**Given task:** Copy every line from the data below in which the string "думы" can be found.

**Data for this exercise:**
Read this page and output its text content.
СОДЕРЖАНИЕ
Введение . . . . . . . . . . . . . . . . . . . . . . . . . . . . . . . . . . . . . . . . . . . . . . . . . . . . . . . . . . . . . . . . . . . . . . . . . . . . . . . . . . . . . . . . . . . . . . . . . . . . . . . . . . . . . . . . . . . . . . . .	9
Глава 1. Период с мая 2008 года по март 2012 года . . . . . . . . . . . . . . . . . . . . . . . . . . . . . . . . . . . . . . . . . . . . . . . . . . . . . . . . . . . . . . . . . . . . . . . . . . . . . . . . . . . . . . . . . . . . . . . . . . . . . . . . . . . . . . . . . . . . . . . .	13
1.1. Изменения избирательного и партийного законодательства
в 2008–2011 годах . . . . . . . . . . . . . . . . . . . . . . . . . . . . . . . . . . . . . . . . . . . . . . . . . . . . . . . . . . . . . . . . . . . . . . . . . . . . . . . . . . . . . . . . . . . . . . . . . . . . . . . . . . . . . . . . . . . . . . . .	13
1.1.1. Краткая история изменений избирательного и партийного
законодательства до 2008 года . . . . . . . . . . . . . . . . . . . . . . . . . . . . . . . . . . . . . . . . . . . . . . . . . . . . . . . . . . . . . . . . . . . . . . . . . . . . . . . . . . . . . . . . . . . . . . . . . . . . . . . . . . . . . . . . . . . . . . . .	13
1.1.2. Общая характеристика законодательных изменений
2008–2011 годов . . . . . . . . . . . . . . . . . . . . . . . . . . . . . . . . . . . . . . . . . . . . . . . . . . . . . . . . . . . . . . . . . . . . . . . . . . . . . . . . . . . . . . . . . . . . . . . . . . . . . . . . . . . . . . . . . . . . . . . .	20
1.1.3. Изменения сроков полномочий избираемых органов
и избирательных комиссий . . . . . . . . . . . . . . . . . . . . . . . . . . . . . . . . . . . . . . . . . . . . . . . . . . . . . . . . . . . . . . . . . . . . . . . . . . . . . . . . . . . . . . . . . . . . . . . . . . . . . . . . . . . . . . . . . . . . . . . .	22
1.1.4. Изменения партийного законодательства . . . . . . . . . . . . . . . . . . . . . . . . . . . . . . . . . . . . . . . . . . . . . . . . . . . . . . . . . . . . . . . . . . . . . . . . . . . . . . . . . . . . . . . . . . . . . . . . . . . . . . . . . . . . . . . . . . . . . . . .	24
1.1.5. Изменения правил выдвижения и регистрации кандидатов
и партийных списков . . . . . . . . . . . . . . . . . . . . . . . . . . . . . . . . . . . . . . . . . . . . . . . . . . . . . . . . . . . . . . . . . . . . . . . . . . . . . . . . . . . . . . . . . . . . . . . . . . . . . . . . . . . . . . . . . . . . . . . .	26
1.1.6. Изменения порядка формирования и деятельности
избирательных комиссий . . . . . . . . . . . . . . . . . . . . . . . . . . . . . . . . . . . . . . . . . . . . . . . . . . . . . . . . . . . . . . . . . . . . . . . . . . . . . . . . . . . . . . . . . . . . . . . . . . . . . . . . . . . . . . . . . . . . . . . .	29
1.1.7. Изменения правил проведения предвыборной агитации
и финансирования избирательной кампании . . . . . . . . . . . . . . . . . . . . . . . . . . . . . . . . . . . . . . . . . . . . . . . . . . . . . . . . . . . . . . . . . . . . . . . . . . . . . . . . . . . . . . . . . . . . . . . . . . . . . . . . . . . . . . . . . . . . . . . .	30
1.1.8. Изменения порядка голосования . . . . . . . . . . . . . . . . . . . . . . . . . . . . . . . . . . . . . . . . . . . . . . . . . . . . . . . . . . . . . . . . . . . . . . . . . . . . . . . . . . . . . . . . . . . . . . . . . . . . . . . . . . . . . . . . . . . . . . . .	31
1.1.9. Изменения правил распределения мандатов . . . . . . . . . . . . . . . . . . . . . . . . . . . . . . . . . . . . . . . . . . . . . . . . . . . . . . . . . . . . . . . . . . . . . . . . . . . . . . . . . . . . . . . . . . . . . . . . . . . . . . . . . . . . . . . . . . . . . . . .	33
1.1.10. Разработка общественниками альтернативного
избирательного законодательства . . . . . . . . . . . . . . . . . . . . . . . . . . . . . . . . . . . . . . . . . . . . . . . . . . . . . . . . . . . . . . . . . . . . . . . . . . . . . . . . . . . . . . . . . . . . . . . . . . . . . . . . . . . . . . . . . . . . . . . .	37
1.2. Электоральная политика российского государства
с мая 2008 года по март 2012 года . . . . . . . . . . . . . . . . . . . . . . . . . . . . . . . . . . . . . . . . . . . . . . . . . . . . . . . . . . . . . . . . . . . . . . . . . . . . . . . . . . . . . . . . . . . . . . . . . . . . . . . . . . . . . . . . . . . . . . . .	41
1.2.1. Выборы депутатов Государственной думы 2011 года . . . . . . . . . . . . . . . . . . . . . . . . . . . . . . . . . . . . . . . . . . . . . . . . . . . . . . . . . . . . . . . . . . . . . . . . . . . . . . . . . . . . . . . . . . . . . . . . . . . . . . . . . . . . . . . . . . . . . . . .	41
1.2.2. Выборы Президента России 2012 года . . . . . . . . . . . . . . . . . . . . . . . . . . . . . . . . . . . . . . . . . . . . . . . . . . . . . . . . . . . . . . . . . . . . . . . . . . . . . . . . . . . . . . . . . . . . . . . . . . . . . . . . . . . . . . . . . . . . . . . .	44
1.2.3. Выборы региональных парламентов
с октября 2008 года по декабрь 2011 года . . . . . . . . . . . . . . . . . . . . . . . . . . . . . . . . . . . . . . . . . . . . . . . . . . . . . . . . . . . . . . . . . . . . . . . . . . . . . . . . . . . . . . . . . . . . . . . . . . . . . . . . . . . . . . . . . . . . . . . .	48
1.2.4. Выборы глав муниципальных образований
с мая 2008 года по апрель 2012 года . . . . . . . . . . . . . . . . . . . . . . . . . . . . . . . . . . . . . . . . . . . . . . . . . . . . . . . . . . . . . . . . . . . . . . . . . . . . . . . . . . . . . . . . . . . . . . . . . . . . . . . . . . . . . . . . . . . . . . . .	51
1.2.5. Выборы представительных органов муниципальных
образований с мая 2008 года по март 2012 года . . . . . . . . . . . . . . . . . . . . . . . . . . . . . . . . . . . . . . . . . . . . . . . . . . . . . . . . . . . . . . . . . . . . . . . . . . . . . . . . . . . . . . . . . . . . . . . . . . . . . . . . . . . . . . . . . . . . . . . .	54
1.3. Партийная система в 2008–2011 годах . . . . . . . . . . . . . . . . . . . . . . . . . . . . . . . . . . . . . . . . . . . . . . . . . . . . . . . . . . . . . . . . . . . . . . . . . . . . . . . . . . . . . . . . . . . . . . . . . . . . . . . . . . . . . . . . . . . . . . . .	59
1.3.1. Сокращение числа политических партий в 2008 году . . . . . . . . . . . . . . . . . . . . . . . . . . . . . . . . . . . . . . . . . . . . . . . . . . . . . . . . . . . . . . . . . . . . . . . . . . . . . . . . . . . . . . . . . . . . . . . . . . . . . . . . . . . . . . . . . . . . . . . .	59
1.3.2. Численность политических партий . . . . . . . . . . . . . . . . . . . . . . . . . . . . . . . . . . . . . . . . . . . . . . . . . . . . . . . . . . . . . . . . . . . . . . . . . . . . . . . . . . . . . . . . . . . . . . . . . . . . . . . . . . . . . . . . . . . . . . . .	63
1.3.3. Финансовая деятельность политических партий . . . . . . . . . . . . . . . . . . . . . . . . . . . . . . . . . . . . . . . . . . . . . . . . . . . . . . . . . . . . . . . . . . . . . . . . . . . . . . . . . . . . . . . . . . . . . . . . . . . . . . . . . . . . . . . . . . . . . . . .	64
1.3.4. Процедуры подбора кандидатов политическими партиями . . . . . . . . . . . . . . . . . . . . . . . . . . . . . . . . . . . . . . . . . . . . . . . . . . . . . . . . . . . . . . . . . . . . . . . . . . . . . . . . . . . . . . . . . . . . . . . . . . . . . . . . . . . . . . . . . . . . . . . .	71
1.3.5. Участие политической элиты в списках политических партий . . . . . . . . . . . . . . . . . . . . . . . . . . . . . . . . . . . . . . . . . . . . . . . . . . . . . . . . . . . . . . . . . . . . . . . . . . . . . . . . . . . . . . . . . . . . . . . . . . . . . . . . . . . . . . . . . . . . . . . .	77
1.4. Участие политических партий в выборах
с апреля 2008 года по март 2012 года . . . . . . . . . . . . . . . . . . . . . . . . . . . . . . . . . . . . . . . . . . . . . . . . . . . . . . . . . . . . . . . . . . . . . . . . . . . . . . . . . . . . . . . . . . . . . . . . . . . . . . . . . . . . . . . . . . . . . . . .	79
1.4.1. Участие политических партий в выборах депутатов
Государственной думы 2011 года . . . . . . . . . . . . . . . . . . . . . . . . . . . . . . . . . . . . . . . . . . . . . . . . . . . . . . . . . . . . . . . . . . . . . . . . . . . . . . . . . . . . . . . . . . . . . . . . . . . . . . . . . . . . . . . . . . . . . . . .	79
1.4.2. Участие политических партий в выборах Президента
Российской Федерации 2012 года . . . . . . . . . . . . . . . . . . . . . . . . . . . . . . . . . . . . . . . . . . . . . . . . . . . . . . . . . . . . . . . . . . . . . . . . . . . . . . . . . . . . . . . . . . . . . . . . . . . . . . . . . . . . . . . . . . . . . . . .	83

**Complete response:**
1.2.1. Выборы депутатов Государственной думы 2011 года . . . . . . . . . . . . . . . . . . . . . . . . . . . . . . . . . . . . . . . . . . . . . . . . . . . . . . . . . . . . . . . . . . . . . . . . . . . . . . . . . . . . . . . . . . . . . . . . . . . . . . . . . . . . . . . . . . . . . . . .	41
Государственной думы 2011 года . . . . . . . . . . . . . . . . . . . . . . . . . . . . . . . . . . . . . . . . . . . . . . . . . . . . . . . . . . . . . . . . . . . . . . . . . . . . . . . . . . . . . . . . . . . . . . . . . . . . . . . . . . . . . . . . . . . . . . . .	79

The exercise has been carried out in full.